[Dataset records]

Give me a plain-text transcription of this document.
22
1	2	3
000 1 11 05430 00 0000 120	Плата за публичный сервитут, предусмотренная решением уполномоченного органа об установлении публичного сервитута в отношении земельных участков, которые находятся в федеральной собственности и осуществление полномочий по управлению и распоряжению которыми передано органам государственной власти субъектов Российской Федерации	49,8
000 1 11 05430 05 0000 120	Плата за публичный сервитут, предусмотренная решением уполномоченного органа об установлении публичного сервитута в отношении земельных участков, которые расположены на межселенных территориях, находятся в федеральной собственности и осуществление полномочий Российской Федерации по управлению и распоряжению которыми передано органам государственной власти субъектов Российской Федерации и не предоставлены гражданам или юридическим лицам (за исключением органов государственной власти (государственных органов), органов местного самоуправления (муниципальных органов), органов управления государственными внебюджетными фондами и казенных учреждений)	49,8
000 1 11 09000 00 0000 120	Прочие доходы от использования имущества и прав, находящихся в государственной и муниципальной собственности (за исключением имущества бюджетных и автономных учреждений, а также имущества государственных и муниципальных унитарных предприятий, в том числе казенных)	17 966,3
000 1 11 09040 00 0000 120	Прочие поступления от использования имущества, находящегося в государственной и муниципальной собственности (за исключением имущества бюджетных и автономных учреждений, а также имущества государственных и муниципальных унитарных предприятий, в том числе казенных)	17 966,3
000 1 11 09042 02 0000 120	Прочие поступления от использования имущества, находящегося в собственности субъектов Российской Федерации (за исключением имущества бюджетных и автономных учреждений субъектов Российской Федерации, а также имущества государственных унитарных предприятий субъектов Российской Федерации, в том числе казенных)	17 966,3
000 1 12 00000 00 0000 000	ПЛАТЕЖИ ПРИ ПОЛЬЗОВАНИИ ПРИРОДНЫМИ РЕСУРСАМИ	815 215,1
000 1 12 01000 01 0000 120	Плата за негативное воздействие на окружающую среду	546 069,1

--

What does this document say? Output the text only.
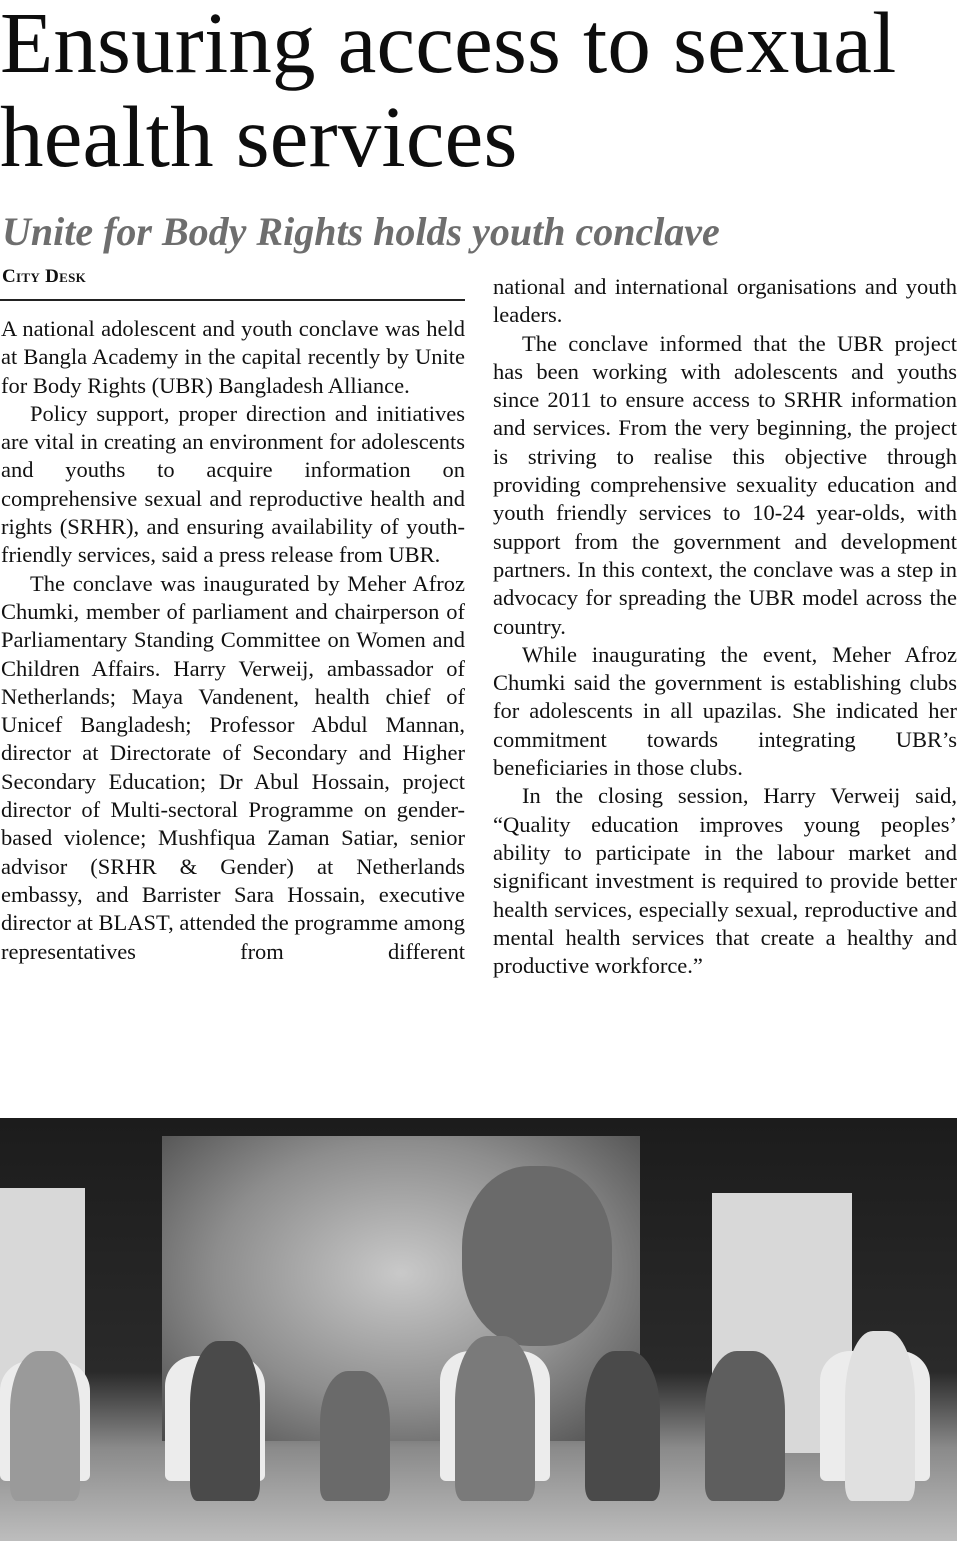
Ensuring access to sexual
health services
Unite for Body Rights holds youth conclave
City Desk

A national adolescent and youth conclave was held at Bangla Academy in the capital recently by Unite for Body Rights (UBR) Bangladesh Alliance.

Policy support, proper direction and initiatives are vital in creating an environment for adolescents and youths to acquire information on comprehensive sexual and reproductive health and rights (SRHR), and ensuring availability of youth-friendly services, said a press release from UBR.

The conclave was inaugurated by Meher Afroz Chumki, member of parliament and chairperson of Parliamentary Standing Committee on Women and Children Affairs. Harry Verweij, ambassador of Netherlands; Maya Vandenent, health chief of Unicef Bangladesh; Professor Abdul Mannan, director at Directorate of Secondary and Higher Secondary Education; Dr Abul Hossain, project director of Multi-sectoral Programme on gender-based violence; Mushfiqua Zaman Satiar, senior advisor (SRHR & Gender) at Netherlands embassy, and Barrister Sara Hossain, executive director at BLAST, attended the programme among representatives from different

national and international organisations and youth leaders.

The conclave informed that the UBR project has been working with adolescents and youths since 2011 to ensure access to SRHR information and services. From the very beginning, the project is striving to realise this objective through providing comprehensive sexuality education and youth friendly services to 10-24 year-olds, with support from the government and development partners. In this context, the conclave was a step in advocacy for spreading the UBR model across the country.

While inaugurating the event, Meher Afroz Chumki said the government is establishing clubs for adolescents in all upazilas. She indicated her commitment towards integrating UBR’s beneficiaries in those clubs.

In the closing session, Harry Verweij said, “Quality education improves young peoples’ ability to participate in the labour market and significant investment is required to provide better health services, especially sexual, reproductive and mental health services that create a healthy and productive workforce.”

▶ [Problem statement]: Show each line of the data that contains the string "Body".

▶ [Response to the task]:
Unite for Body Rights holds youth conclave
A national adolescent and youth conclave was held at Bangla Academy in the capital recently by Unite for Body Rights (UBR) Bangladesh Alliance.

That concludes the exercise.